What the task asks: In the material below, identify each line bearing the word "title". Reproduce those lines.

---- Material supplied

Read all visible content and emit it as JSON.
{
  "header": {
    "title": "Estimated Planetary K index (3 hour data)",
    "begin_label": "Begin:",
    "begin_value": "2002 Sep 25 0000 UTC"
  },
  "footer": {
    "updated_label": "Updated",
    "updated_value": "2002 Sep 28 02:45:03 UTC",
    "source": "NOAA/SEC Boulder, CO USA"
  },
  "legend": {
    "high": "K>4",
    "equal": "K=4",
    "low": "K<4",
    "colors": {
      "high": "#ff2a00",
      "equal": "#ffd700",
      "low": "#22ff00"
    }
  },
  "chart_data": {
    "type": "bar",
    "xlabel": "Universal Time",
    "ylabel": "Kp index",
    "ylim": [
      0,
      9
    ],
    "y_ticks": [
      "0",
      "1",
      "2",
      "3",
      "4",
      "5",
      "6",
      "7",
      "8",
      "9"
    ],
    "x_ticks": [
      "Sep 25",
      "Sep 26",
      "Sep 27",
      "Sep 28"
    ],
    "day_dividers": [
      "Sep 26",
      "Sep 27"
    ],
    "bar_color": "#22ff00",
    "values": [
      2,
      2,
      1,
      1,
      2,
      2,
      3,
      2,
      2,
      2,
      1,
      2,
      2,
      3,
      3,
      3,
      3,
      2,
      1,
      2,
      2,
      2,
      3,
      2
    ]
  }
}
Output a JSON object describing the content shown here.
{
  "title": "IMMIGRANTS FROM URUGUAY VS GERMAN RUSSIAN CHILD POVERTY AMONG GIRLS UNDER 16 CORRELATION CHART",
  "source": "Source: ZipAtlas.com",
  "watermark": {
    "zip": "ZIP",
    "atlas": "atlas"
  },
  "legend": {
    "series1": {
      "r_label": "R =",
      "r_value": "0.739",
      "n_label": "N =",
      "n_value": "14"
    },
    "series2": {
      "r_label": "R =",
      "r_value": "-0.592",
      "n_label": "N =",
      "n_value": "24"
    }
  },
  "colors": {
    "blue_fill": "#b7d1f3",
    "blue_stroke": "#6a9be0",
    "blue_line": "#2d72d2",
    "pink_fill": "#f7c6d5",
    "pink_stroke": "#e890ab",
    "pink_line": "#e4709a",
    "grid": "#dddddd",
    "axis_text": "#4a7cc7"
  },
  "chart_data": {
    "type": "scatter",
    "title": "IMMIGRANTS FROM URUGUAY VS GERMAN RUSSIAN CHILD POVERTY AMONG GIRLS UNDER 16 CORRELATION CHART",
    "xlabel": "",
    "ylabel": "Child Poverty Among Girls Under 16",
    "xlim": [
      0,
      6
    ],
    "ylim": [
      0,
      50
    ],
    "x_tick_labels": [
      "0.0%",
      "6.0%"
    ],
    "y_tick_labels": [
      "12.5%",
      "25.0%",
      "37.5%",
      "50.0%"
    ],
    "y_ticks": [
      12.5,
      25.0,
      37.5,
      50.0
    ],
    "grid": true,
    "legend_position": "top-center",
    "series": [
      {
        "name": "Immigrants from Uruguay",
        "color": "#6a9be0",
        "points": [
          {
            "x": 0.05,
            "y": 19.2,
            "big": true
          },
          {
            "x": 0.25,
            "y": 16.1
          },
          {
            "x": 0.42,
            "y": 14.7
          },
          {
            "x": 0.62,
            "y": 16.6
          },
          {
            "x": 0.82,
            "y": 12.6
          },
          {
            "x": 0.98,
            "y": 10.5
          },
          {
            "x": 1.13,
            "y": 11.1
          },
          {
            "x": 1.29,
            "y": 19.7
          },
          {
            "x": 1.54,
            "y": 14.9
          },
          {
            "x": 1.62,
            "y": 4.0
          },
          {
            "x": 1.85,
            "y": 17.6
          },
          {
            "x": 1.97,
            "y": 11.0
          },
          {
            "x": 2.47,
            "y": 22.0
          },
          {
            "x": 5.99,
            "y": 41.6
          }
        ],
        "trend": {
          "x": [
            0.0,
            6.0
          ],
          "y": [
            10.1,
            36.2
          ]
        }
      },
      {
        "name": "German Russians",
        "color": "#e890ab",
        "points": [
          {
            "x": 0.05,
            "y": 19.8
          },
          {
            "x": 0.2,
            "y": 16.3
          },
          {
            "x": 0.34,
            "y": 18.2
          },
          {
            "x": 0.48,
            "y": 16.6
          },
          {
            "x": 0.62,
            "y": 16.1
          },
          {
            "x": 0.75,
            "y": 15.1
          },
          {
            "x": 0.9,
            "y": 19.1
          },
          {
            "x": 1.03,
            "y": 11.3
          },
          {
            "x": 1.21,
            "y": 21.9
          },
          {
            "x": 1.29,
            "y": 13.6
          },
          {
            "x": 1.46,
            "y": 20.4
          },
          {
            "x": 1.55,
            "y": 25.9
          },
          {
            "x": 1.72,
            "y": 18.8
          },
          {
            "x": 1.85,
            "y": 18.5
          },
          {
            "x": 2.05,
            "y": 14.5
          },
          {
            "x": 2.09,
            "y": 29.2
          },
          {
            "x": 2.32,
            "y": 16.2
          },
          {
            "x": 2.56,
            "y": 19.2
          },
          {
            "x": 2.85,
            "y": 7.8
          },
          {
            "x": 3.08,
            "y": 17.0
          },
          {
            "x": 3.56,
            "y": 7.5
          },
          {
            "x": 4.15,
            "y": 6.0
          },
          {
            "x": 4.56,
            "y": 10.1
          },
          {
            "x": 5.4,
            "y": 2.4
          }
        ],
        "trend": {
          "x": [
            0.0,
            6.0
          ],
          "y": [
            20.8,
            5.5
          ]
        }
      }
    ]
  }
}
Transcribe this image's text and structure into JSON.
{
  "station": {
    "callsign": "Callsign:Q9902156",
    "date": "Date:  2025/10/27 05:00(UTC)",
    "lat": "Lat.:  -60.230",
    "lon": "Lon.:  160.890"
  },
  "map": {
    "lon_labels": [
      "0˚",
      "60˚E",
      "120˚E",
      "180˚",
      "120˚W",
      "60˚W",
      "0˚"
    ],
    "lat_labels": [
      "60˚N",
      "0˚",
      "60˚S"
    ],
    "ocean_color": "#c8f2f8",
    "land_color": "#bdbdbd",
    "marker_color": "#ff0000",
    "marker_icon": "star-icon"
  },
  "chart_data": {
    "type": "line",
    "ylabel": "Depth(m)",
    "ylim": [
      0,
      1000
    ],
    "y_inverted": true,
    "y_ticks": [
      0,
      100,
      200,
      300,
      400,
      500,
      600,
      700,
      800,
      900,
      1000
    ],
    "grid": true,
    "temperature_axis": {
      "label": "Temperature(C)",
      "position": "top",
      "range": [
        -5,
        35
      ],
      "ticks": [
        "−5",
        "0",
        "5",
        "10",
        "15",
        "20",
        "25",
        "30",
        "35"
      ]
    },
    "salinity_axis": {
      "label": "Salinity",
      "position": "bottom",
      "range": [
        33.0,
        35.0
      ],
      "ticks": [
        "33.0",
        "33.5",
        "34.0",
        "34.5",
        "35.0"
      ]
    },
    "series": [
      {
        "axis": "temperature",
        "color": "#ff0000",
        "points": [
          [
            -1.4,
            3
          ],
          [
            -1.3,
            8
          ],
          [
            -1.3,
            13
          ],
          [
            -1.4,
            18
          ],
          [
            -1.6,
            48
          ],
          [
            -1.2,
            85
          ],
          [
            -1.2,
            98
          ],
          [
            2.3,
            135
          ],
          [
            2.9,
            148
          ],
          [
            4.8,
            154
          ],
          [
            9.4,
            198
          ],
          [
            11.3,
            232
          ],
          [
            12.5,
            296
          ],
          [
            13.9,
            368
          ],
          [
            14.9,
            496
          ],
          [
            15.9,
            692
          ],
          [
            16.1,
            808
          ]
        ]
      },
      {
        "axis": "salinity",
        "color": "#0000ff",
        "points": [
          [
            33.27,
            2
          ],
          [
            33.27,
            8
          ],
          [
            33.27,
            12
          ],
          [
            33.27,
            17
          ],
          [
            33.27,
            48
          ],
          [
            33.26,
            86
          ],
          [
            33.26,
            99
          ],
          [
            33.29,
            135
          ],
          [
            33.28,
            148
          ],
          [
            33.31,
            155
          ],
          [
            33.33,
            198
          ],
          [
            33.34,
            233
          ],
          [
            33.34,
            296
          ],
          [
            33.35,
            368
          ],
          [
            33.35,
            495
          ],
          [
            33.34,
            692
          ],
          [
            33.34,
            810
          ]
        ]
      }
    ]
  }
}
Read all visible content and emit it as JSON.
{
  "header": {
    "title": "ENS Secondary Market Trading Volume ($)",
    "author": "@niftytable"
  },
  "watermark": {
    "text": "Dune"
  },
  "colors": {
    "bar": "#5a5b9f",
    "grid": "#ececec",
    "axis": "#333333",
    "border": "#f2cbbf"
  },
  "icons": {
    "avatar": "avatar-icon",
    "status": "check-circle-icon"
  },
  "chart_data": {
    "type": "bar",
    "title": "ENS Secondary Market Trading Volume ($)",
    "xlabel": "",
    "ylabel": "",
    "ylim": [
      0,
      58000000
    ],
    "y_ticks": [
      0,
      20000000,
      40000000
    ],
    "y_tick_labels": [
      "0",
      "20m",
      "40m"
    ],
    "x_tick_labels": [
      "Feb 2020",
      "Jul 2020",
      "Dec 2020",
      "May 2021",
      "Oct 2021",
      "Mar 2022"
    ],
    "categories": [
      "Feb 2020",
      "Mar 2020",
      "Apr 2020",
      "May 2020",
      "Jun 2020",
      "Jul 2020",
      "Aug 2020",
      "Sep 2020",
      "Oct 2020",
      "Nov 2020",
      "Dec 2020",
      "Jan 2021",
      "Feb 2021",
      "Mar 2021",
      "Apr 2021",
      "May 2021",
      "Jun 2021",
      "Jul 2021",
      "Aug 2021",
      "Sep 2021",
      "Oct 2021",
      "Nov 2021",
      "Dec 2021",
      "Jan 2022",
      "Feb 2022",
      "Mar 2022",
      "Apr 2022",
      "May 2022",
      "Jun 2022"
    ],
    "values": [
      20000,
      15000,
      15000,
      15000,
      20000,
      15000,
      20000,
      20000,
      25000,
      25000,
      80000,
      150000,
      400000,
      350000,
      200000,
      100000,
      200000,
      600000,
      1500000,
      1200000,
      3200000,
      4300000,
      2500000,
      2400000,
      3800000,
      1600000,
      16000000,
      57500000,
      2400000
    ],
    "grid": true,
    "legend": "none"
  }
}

--------

Task answer:
    "title": "Estimated Planetary K index (3 hour data)",
  "title": "IMMIGRANTS FROM URUGUAY VS GERMAN RUSSIAN CHILD POVERTY AMONG GIRLS UNDER 16 CORRELATION CHART",
    "title": "IMMIGRANTS FROM URUGUAY VS GERMAN RUSSIAN CHILD POVERTY AMONG GIRLS UNDER 16 CORRELATION CHART",
    "title": "ENS Secondary Market Trading Volume ($)",
    "title": "ENS Secondary Market Trading Volume ($)",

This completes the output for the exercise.